### DATA SHOWN ###

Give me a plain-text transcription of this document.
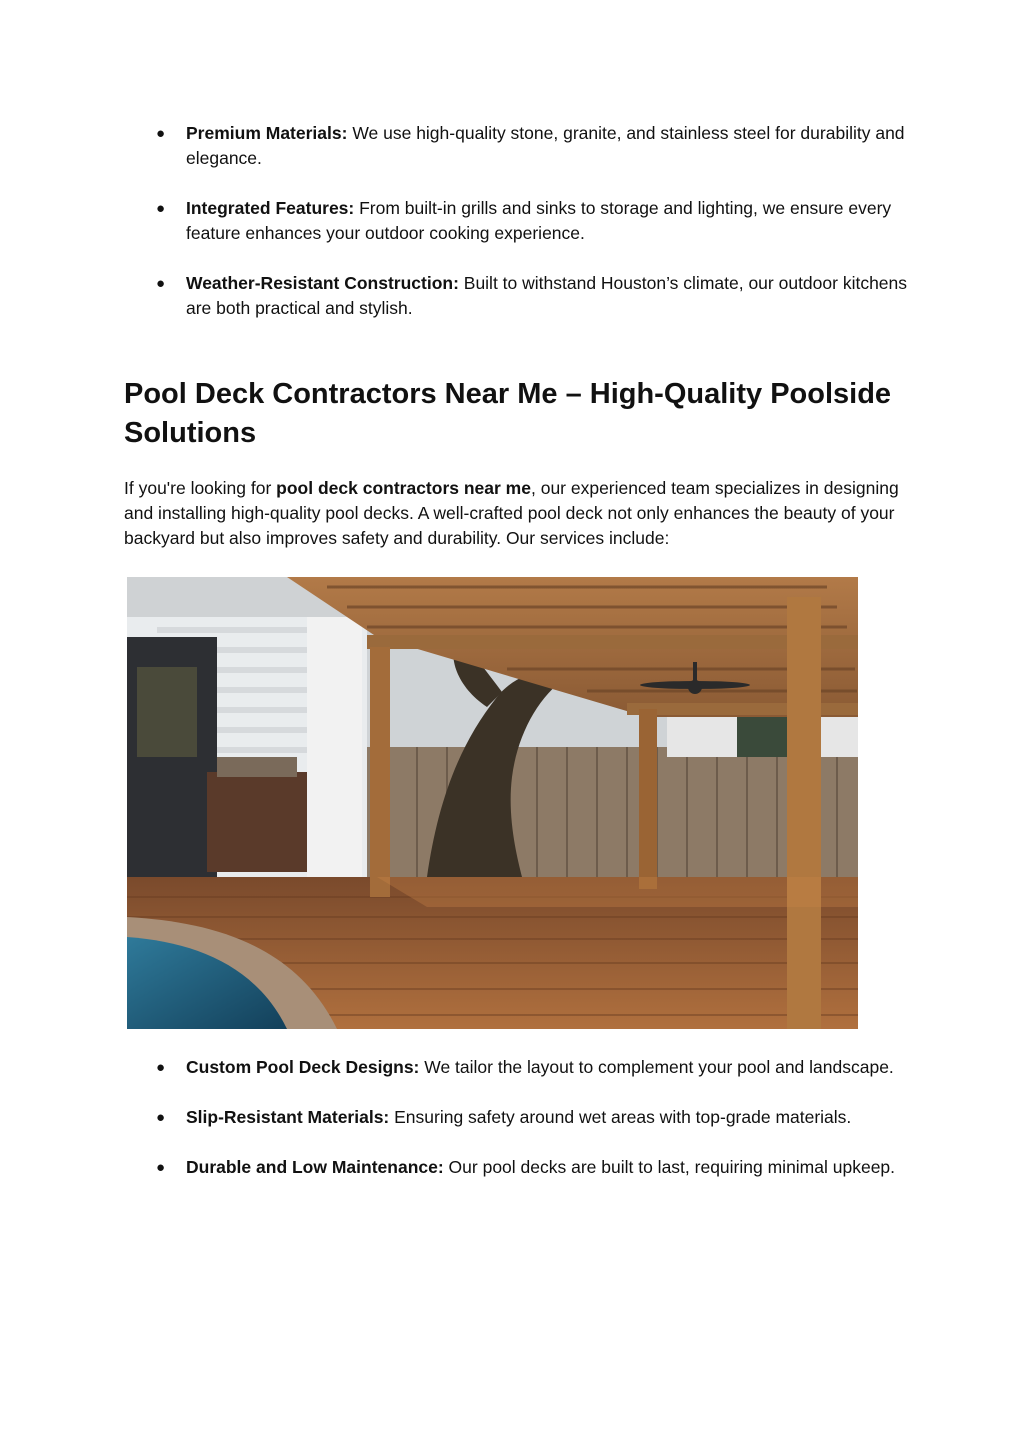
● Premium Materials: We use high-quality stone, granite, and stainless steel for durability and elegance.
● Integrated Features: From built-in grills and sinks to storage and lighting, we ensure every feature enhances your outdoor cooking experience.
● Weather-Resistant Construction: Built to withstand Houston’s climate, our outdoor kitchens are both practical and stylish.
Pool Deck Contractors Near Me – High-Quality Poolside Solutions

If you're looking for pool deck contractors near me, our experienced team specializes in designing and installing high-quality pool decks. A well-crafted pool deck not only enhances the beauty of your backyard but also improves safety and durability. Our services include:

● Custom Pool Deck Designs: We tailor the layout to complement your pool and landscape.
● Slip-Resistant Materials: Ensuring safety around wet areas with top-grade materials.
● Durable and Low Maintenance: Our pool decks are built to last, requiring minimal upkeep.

###
### DATA SHOWN ###

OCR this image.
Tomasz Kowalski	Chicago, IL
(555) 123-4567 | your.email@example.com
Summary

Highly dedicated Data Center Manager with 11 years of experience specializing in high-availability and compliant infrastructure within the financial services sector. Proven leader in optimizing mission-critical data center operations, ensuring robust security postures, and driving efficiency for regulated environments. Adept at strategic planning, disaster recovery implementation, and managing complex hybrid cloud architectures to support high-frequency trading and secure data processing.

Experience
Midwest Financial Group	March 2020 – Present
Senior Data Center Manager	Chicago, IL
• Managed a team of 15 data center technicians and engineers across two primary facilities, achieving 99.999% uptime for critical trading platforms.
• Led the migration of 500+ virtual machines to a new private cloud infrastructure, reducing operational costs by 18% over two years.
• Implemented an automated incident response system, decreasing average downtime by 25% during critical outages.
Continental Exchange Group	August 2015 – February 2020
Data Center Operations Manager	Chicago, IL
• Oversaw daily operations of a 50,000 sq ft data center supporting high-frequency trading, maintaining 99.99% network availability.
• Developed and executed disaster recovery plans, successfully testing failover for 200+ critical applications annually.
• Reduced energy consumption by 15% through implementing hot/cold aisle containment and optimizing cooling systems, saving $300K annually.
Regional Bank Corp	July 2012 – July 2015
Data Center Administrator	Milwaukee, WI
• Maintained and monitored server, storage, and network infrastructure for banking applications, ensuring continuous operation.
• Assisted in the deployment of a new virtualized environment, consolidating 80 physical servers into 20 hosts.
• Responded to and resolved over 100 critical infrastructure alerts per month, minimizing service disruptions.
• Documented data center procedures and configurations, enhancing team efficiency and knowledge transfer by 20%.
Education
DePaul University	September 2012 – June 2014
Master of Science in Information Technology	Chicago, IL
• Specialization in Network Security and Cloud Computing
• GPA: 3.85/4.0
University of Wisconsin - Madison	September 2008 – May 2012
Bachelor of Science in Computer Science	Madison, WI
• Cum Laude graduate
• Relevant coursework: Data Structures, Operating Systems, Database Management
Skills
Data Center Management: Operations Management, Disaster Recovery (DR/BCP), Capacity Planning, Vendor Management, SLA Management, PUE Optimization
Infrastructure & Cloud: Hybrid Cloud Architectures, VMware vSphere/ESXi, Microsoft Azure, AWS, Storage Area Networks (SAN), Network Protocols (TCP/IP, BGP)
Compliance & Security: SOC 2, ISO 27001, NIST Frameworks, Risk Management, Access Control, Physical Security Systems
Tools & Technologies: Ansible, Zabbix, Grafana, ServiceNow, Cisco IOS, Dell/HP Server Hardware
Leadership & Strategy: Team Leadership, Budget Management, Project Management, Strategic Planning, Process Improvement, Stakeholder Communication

###

- **REQUIRED WORK**
Which lines hold the string "Chicago"? Copy all of them from the data above.

- **SOLUTION FOR THIS PROBLEM**
Tomasz Kowalski	Chicago, IL
Senior Data Center Manager	Chicago, IL
Data Center Operations Manager	Chicago, IL
Master of Science in Information Technology	Chicago, IL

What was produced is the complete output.